WORK TO BE COMPLETED: Repeat, exactly and completely, the material that follows. Omit the pictures.

DATA EXTRACT:

□ □ □ □

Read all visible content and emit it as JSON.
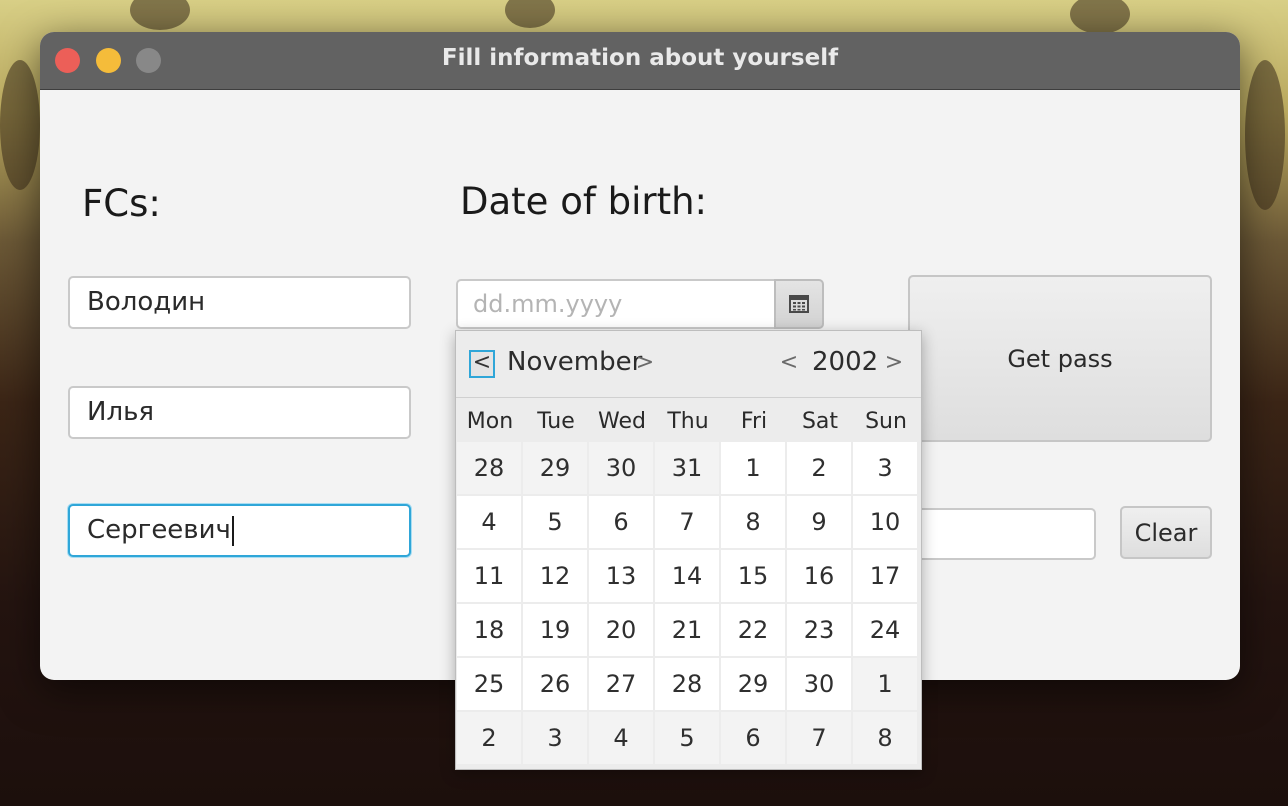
{
  "window": {
    "title": "Fill information about yourself"
  },
  "labels": {
    "fcs": "FCs:",
    "dob": "Date of birth:"
  },
  "fields": {
    "surname": "Володин",
    "first_name": "Илья",
    "patronymic": "Сергеевич"
  },
  "date_picker": {
    "placeholder": "dd.mm.yyyy",
    "month": "November",
    "year": "2002",
    "prev_month": "<",
    "next_month": ">",
    "prev_year": "<",
    "next_year": ">",
    "weekdays": [
      "Mon",
      "Tue",
      "Wed",
      "Thu",
      "Fri",
      "Sat",
      "Sun"
    ],
    "days": [
      {
        "d": "28",
        "other": true
      },
      {
        "d": "29",
        "other": true
      },
      {
        "d": "30",
        "other": true
      },
      {
        "d": "31",
        "other": true
      },
      {
        "d": "1"
      },
      {
        "d": "2"
      },
      {
        "d": "3"
      },
      {
        "d": "4"
      },
      {
        "d": "5"
      },
      {
        "d": "6"
      },
      {
        "d": "7"
      },
      {
        "d": "8"
      },
      {
        "d": "9"
      },
      {
        "d": "10"
      },
      {
        "d": "11"
      },
      {
        "d": "12"
      },
      {
        "d": "13"
      },
      {
        "d": "14"
      },
      {
        "d": "15"
      },
      {
        "d": "16"
      },
      {
        "d": "17"
      },
      {
        "d": "18"
      },
      {
        "d": "19"
      },
      {
        "d": "20"
      },
      {
        "d": "21"
      },
      {
        "d": "22"
      },
      {
        "d": "23"
      },
      {
        "d": "24"
      },
      {
        "d": "25"
      },
      {
        "d": "26"
      },
      {
        "d": "27"
      },
      {
        "d": "28"
      },
      {
        "d": "29"
      },
      {
        "d": "30"
      },
      {
        "d": "1",
        "other": true
      },
      {
        "d": "2",
        "other": true
      },
      {
        "d": "3",
        "other": true
      },
      {
        "d": "4",
        "other": true
      },
      {
        "d": "5",
        "other": true
      },
      {
        "d": "6",
        "other": true
      },
      {
        "d": "7",
        "other": true
      },
      {
        "d": "8",
        "other": true
      }
    ]
  },
  "buttons": {
    "get_pass": "Get pass",
    "clear": "Clear"
  },
  "colors": {
    "focus": "#2fa6d8",
    "titlebar": "#626262",
    "close": "#ec5f58",
    "minimize": "#f5bc3a"
  },
  "icons": {
    "calendar": "calendar-icon",
    "close": "close-icon",
    "minimize": "minimize-icon",
    "zoom": "zoom-icon"
  }
}
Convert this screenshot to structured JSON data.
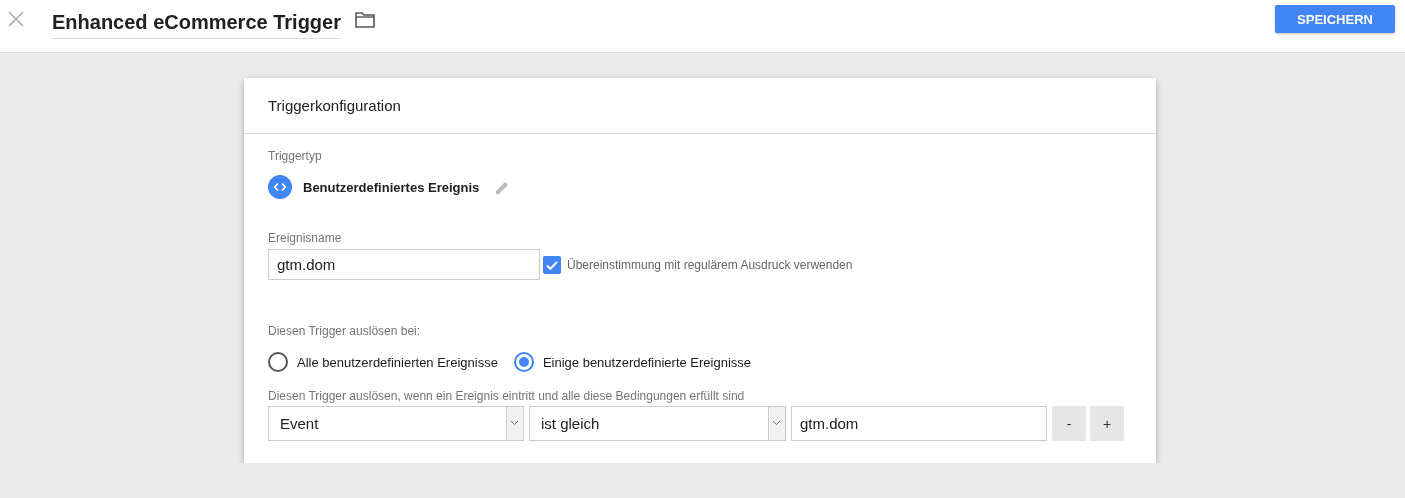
{
  "header": {
    "title": "Enhanced eCommerce Trigger",
    "save_button": "SPEICHERN"
  },
  "card": {
    "title": "Triggerkonfiguration",
    "trigger_type": {
      "label": "Triggertyp",
      "value": "Benutzerdefiniertes Ereignis"
    },
    "event_name": {
      "label": "Ereignisname",
      "value": "gtm.dom"
    },
    "regex_checkbox": {
      "label": "Übereinstimmung mit regulärem Ausdruck verwenden",
      "checked": true
    },
    "fire_on": {
      "label": "Diesen Trigger auslösen bei:",
      "options": [
        {
          "label": "Alle benutzerdefinierten Ereignisse",
          "selected": false
        },
        {
          "label": "Einige benutzerdefinierte Ereignisse",
          "selected": true
        }
      ]
    },
    "conditions": {
      "label": "Diesen Trigger auslösen, wenn ein Ereignis eintritt und alle diese Bedingungen erfüllt sind",
      "row": {
        "variable": "Event",
        "operator": "ist gleich",
        "value": "gtm.dom"
      },
      "buttons": [
        "-",
        "+"
      ]
    }
  }
}
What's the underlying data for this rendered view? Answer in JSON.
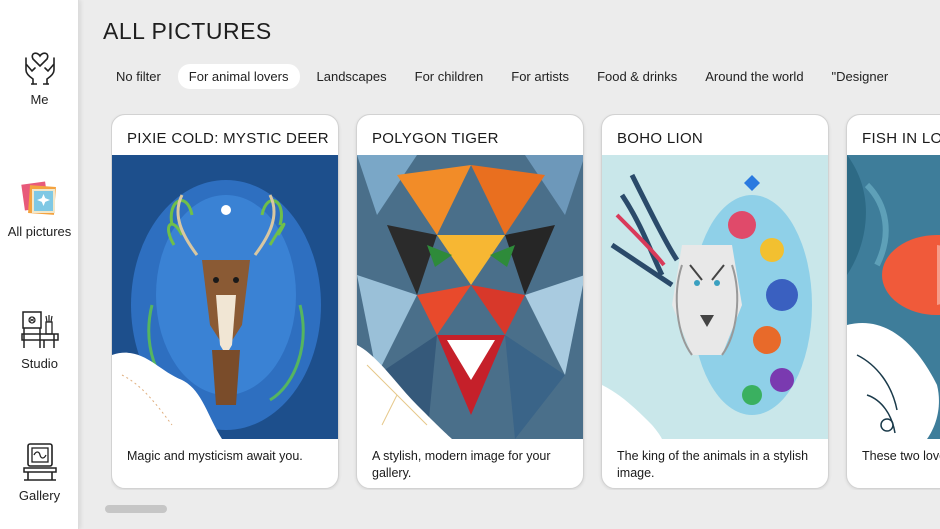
{
  "sidebar": {
    "items": [
      {
        "label": "Me",
        "icon": "hands-heart-icon"
      },
      {
        "label": "All pictures",
        "icon": "pictures-stack-icon"
      },
      {
        "label": "Studio",
        "icon": "easel-desk-icon"
      },
      {
        "label": "Gallery",
        "icon": "framed-art-icon"
      }
    ]
  },
  "main": {
    "title": "ALL PICTURES",
    "filters": [
      "No filter",
      "For animal lovers",
      "Landscapes",
      "For children",
      "For artists",
      "Food & drinks",
      "Around the world",
      "\"Designer"
    ],
    "active_filter": "For animal lovers",
    "cards": [
      {
        "title": "PIXIE COLD: MYSTIC DEER",
        "description": "Magic and mysticism await you."
      },
      {
        "title": "POLYGON TIGER",
        "description": "A stylish, modern image for your gallery."
      },
      {
        "title": "BOHO LION",
        "description": "The king of the animals in a stylish image."
      },
      {
        "title": "FISH IN LOVE",
        "description": "These two love"
      }
    ]
  },
  "colors": {
    "background": "#ececec",
    "sidebar": "#ffffff",
    "card": "#ffffff",
    "chip_active": "#ffffff",
    "text": "#222222"
  }
}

□ □ □ □

COMPLETE ANSWER:
Read all visible content and emit it as JSON.
{
  "window": {
    "title": "Fill information about yourself"
  },
  "labels": {
    "fcs": "FCs:",
    "dob": "Date of birth:"
  },
  "fields": {
    "surname": "Володин",
    "first_name": "Илья",
    "patronymic": "Сергеевич"
  },
  "date_picker": {
    "placeholder": "dd.mm.yyyy",
    "month": "November",
    "year": "2002",
    "prev_month": "<",
    "next_month": ">",
    "prev_year": "<",
    "next_year": ">",
    "weekdays": [
      "Mon",
      "Tue",
      "Wed",
      "Thu",
      "Fri",
      "Sat",
      "Sun"
    ],
    "days": [
      {
        "d": "28",
        "other": true
      },
      {
        "d": "29",
        "other": true
      },
      {
        "d": "30",
        "other": true
      },
      {
        "d": "31",
        "other": true
      },
      {
        "d": "1"
      },
      {
        "d": "2"
      },
      {
        "d": "3"
      },
      {
        "d": "4"
      },
      {
        "d": "5"
      },
      {
        "d": "6"
      },
      {
        "d": "7"
      },
      {
        "d": "8"
      },
      {
        "d": "9"
      },
      {
        "d": "10"
      },
      {
        "d": "11"
      },
      {
        "d": "12"
      },
      {
        "d": "13"
      },
      {
        "d": "14"
      },
      {
        "d": "15"
      },
      {
        "d": "16"
      },
      {
        "d": "17"
      },
      {
        "d": "18"
      },
      {
        "d": "19"
      },
      {
        "d": "20"
      },
      {
        "d": "21"
      },
      {
        "d": "22"
      },
      {
        "d": "23"
      },
      {
        "d": "24"
      },
      {
        "d": "25"
      },
      {
        "d": "26"
      },
      {
        "d": "27"
      },
      {
        "d": "28"
      },
      {
        "d": "29"
      },
      {
        "d": "30"
      },
      {
        "d": "1",
        "other": true
      },
      {
        "d": "2",
        "other": true
      },
      {
        "d": "3",
        "other": true
      },
      {
        "d": "4",
        "other": true
      },
      {
        "d": "5",
        "other": true
      },
      {
        "d": "6",
        "other": true
      },
      {
        "d": "7",
        "other": true
      },
      {
        "d": "8",
        "other": true
      }
    ]
  },
  "buttons": {
    "get_pass": "Get pass",
    "clear": "Clear"
  },
  "colors": {
    "focus": "#2fa6d8",
    "titlebar": "#626262",
    "close": "#ec5f58",
    "minimize": "#f5bc3a"
  },
  "icons": {
    "calendar": "calendar-icon",
    "close": "close-icon",
    "minimize": "minimize-icon",
    "zoom": "zoom-icon"
  }
}
Convert this screenshot to structured JSON data.
{
  "header": {
    "title": "Enhanced eCommerce Trigger",
    "save_button": "SPEICHERN"
  },
  "card": {
    "title": "Triggerkonfiguration",
    "trigger_type": {
      "label": "Triggertyp",
      "value": "Benutzerdefiniertes Ereignis"
    },
    "event_name": {
      "label": "Ereignisname",
      "value": "gtm.dom"
    },
    "regex_checkbox": {
      "label": "Übereinstimmung mit regulärem Ausdruck verwenden",
      "checked": true
    },
    "fire_on": {
      "label": "Diesen Trigger auslösen bei:",
      "options": [
        {
          "label": "Alle benutzerdefinierten Ereignisse",
          "selected": false
        },
        {
          "label": "Einige benutzerdefinierte Ereignisse",
          "selected": true
        }
      ]
    },
    "conditions": {
      "label": "Diesen Trigger auslösen, wenn ein Ereignis eintritt und alle diese Bedingungen erfüllt sind",
      "row": {
        "variable": "Event",
        "operator": "ist gleich",
        "value": "gtm.dom"
      },
      "buttons": [
        "-",
        "+"
      ]
    }
  }
}
What's the underlying data for this rendered view? Answer in JSON.
{
  "sidebar": {
    "items": [
      {
        "label": "Me",
        "icon": "hands-heart-icon"
      },
      {
        "label": "All pictures",
        "icon": "pictures-stack-icon"
      },
      {
        "label": "Studio",
        "icon": "easel-desk-icon"
      },
      {
        "label": "Gallery",
        "icon": "framed-art-icon"
      }
    ]
  },
  "main": {
    "title": "ALL PICTURES",
    "filters": [
      "No filter",
      "For animal lovers",
      "Landscapes",
      "For children",
      "For artists",
      "Food & drinks",
      "Around the world",
      "\"Designer"
    ],
    "active_filter": "For animal lovers",
    "cards": [
      {
        "title": "PIXIE COLD: MYSTIC DEER",
        "description": "Magic and mysticism await you."
      },
      {
        "title": "POLYGON TIGER",
        "description": "A stylish, modern image for your gallery."
      },
      {
        "title": "BOHO LION",
        "description": "The king of the animals in a stylish image."
      },
      {
        "title": "FISH IN LOVE",
        "description": "These two love"
      }
    ]
  },
  "colors": {
    "background": "#ececec",
    "sidebar": "#ffffff",
    "card": "#ffffff",
    "chip_active": "#ffffff",
    "text": "#222222"
  }
}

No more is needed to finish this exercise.